▶ Problem to work on
Gather every line of the data below that contains the string "МАГАЗИНЫ", paying attention to case.

[Records from a data collection]
■ ■ ■ ■ ■ ■ ■

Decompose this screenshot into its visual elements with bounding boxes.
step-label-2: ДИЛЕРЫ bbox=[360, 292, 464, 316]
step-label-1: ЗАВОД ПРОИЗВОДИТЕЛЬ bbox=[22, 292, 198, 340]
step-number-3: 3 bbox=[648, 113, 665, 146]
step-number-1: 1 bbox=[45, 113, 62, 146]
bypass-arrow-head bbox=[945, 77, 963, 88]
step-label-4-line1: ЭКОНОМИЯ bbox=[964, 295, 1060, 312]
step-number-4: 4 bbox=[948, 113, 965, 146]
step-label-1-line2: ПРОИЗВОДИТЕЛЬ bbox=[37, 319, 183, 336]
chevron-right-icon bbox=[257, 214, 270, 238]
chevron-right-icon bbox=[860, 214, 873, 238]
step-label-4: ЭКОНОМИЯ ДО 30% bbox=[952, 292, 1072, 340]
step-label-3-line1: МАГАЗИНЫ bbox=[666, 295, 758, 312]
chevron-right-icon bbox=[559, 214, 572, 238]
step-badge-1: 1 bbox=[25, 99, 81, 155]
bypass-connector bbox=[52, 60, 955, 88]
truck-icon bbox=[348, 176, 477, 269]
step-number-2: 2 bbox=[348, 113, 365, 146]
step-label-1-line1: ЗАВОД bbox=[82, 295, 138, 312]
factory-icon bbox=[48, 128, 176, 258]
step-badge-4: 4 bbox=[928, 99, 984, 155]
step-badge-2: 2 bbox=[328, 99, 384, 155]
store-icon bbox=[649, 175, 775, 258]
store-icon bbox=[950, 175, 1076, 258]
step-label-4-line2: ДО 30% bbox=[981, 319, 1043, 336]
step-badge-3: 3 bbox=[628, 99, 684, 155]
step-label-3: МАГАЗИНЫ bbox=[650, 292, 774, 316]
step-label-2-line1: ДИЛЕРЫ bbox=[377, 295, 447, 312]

■ ■ ■ ■ ■ ■ ■

▶ Result of the task
step-label-3-line1: МАГАЗИНЫ bbox=[666, 295, 758, 312]
step-label-3: МАГАЗИНЫ bbox=[650, 292, 774, 316]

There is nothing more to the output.